## Goal
Wherever a line below holds the word "County", copy that line.

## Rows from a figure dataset
--------------------------------------------------

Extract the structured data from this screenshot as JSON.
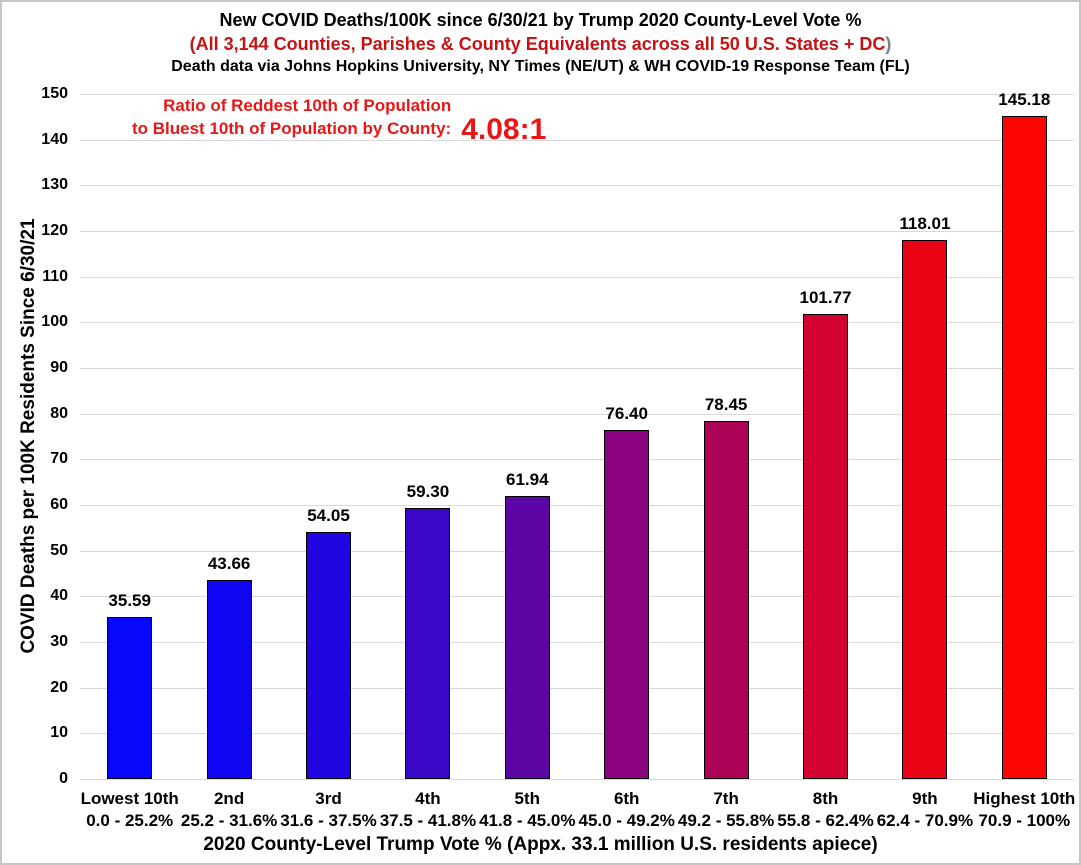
{
  "header": {
    "title": "New COVID Deaths/100K since 6/30/21 by Trump 2020 County-Level Vote %",
    "subtitle_red": "(All 3,144 Counties, Parishes & County Equivalents across all 50 U.S. States + DC",
    "subtitle_paren": ")",
    "source_line": "Death data via Johns Hopkins University, NY Times (NE/UT) & WH COVID-19 Response Team (FL)"
  },
  "annotation": {
    "line1": "Ratio of Reddest 10th of Population",
    "line2": "to Bluest 10th of Population by County:",
    "ratio_value": "4.08:1"
  },
  "colors": {
    "title_text": "#000000",
    "subtitle_red": "#c41414",
    "subtitle_paren_gray": "#7f7f7f",
    "annotation_red": "#e81717",
    "grid": "#d9d9d9",
    "bar_border": "#000000",
    "page_border": "#c6c6c6"
  },
  "chart_data": {
    "type": "bar",
    "title": "New COVID Deaths/100K since 6/30/21 by Trump 2020 County-Level Vote %",
    "subtitle": "(All 3,144 Counties, Parishes & County Equivalents across all 50 U.S. States + DC)",
    "source": "Death data via Johns Hopkins University, NY Times (NE/UT) & WH COVID-19 Response Team (FL)",
    "xlabel": "2020 County-Level Trump Vote % (Appx. 33.1 million U.S. residents apiece)",
    "ylabel": "COVID Deaths per 100K Residents Since 6/30/21",
    "ylim": [
      0,
      150
    ],
    "ytick_step": 10,
    "grid": true,
    "legend": false,
    "categories": [
      "Lowest 10th",
      "2nd",
      "3rd",
      "4th",
      "5th",
      "6th",
      "7th",
      "8th",
      "9th",
      "Highest 10th"
    ],
    "category_ranges": [
      "0.0 - 25.2%",
      "25.2 - 31.6%",
      "31.6 - 37.5%",
      "37.5 - 41.8%",
      "41.8 - 45.0%",
      "45.0 - 49.2%",
      "49.2 - 55.8%",
      "55.8 - 62.4%",
      "62.4 - 70.9%",
      "70.9 - 100%"
    ],
    "values": [
      35.59,
      43.66,
      54.05,
      59.3,
      61.94,
      76.4,
      78.45,
      101.77,
      118.01,
      145.18
    ],
    "value_labels": [
      "35.59",
      "43.66",
      "54.05",
      "59.30",
      "61.94",
      "76.40",
      "78.45",
      "101.77",
      "118.01",
      "145.18"
    ],
    "bar_colors": [
      "#0707fa",
      "#0e05f2",
      "#2007e2",
      "#3b07c6",
      "#5d06a6",
      "#8b0380",
      "#ad0356",
      "#d20330",
      "#ea0315",
      "#fb0505"
    ],
    "annotation": "Ratio of Reddest 10th of Population to Bluest 10th of Population by County: 4.08:1"
  }
}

--------------------------------------------------

## Response for this exercise
    "title": "New COVID Deaths/100K since 6/30/21 by Trump 2020 County-Level Vote %",
    "subtitle_red": "(All 3,144 Counties, Parishes & County Equivalents across all 50 U.S. States + DC",
    "line2": "to Bluest 10th of Population by County:",
    "title": "New COVID Deaths/100K since 6/30/21 by Trump 2020 County-Level Vote %",
    "subtitle": "(All 3,144 Counties, Parishes & County Equivalents across all 50 U.S. States + DC)",
    "xlabel": "2020 County-Level Trump Vote % (Appx. 33.1 million U.S. residents apiece)",
    "annotation": "Ratio of Reddest 10th of Population to Bluest 10th of Population by County: 4.08:1"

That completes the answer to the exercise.